THE PROBLEM - Return all lines below containing the word "test".

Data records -
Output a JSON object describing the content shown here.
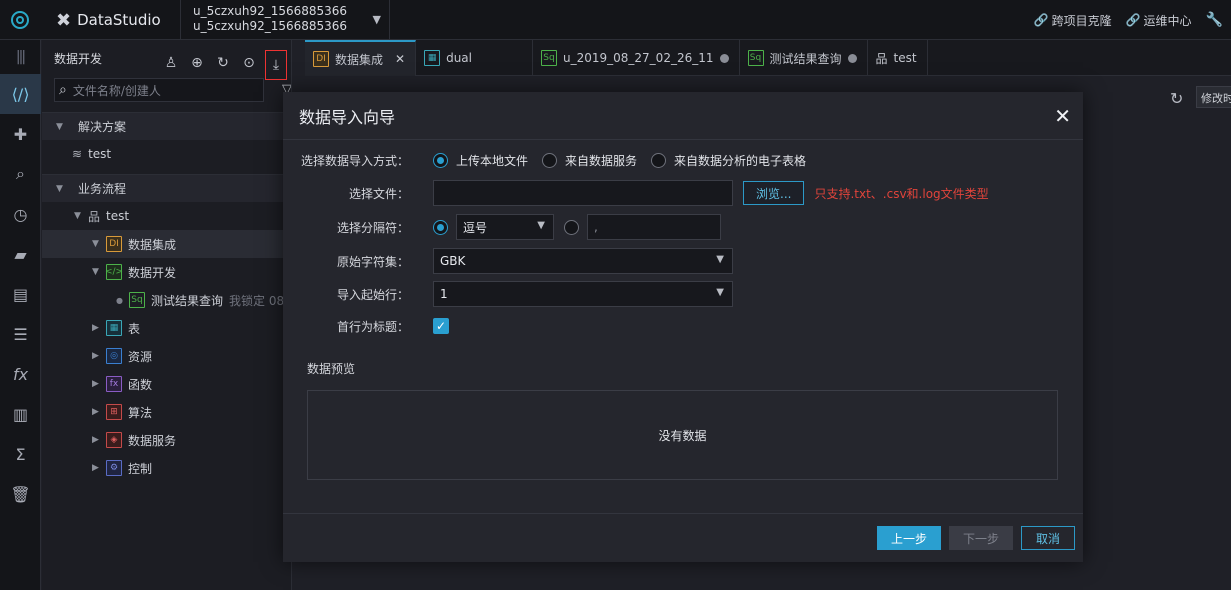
{
  "topbar": {
    "brand": "DataStudio",
    "project_line1": "u_5czxuh92_1566885366",
    "project_line2": "u_5czxuh92_1566885366",
    "links": [
      "跨项目克隆",
      "运维中心"
    ]
  },
  "side": {
    "title": "数据开发",
    "search_placeholder": "文件名称/创建人",
    "section_solution": "解决方案",
    "solution_item": "test",
    "section_flow": "业务流程",
    "flow_root": "test",
    "items": [
      {
        "label": "数据集成",
        "icon": "DI",
        "color": "#d89a3a"
      },
      {
        "label": "数据开发",
        "icon": "</>",
        "color": "#4db24a"
      },
      {
        "label": "测试结果查询",
        "icon": "Sq",
        "color": "#4db24a",
        "meta": "我锁定 08"
      },
      {
        "label": "表",
        "icon": "▦",
        "color": "#3aa7b7"
      },
      {
        "label": "资源",
        "icon": "◎",
        "color": "#3a7fd0"
      },
      {
        "label": "函数",
        "icon": "fx",
        "color": "#8a5cc4"
      },
      {
        "label": "算法",
        "icon": "⊞",
        "color": "#c44a4a"
      },
      {
        "label": "数据服务",
        "icon": "◈",
        "color": "#c44a4a"
      },
      {
        "label": "控制",
        "icon": "⚙",
        "color": "#5a6cc4"
      }
    ]
  },
  "tabs": [
    {
      "label": "数据集成",
      "icon": "DI",
      "color": "#d89a3a",
      "active": true
    },
    {
      "label": "dual",
      "icon": "▦",
      "color": "#3aa7b7"
    },
    {
      "label": "u_2019_08_27_02_26_11",
      "icon": "Sq",
      "color": "#4db24a"
    },
    {
      "label": "测试结果查询",
      "icon": "Sq",
      "color": "#4db24a"
    },
    {
      "label": "test",
      "icon": "品",
      "color": "#c2c5cd"
    }
  ],
  "main": {
    "modify_label": "修改时"
  },
  "modal": {
    "title": "数据导入向导",
    "import_method_label": "选择数据导入方式：",
    "import_options": [
      "上传本地文件",
      "来自数据服务",
      "来自数据分析的电子表格"
    ],
    "file_label": "选择文件：",
    "file_value": "",
    "browse_label": "浏览...",
    "file_hint": "只支持.txt、.csv和.log文件类型",
    "delimiter_label": "选择分隔符：",
    "delimiter_value": "逗号",
    "delimiter_custom": ",",
    "charset_label": "原始字符集：",
    "charset_value": "GBK",
    "start_row_label": "导入起始行：",
    "start_row_value": "1",
    "header_label": "首行为标题：",
    "preview_title": "数据预览",
    "preview_empty": "没有数据",
    "btn_prev": "上一步",
    "btn_next": "下一步",
    "btn_cancel": "取消"
  }
}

TASK OUTPUT -
    "solution_item": "test",
    "flow_root": "test",
      "label": "test",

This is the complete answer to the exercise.